> [RAW DATA]
#####

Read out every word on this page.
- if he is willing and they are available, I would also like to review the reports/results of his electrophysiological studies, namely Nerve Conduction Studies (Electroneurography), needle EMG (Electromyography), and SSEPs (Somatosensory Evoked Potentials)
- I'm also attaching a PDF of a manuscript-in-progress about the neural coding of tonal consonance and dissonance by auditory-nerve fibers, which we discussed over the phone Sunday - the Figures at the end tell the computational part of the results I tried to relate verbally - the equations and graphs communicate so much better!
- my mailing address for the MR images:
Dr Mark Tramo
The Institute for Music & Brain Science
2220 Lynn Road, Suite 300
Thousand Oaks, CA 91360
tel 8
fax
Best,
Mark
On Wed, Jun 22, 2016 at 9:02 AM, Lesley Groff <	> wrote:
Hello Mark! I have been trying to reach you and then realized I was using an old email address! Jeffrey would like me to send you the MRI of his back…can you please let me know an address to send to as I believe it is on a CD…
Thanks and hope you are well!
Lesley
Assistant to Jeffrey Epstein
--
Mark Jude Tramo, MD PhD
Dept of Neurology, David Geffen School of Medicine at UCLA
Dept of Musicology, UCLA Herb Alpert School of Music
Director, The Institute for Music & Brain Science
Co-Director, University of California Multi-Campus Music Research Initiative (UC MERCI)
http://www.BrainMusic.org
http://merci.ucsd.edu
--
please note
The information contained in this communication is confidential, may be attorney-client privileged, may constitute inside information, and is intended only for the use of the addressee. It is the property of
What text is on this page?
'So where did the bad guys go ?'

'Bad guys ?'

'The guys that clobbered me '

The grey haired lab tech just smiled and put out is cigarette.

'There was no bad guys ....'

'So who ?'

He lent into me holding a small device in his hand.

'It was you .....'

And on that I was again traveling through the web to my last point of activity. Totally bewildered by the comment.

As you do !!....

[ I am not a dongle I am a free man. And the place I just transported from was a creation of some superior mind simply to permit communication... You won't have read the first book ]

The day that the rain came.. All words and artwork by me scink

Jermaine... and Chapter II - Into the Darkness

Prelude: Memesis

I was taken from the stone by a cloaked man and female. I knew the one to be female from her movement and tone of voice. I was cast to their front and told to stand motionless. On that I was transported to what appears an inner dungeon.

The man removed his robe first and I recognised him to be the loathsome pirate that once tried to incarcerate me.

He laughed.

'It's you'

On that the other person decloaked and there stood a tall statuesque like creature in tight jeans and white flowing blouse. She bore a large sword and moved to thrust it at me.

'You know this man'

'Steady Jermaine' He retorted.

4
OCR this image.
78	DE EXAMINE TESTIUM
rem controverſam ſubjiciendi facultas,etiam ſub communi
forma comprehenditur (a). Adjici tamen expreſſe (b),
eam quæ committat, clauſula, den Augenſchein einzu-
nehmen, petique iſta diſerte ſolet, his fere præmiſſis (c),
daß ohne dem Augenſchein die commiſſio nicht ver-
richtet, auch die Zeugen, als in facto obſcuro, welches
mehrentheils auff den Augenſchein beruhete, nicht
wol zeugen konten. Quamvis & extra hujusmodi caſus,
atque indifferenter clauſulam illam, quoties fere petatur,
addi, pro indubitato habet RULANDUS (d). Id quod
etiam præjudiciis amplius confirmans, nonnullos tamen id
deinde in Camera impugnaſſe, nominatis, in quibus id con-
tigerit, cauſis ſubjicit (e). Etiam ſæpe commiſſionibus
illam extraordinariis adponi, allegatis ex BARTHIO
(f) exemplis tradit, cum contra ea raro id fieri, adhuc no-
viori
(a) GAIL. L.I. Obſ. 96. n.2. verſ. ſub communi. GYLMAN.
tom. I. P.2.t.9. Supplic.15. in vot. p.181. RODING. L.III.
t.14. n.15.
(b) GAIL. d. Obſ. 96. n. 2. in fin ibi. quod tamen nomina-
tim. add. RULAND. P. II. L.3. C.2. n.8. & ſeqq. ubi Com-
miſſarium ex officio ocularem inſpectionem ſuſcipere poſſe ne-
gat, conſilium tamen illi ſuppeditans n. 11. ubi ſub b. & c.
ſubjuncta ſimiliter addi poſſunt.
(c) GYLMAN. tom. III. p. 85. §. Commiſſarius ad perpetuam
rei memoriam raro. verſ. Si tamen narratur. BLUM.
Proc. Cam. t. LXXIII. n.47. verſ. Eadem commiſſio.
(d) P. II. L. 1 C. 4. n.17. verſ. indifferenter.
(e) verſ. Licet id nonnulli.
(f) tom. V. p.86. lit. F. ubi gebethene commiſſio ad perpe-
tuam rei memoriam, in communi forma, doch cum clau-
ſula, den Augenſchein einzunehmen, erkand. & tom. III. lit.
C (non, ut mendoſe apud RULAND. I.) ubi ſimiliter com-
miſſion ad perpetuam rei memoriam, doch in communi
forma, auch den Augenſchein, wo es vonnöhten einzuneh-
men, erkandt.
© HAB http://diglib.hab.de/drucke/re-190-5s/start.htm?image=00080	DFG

#####

> [STATED EXERCISE] Each line that holds the string "addi" counts once; give the total and nothing else.

> [SOLUTION TO THE PROBLEM] 2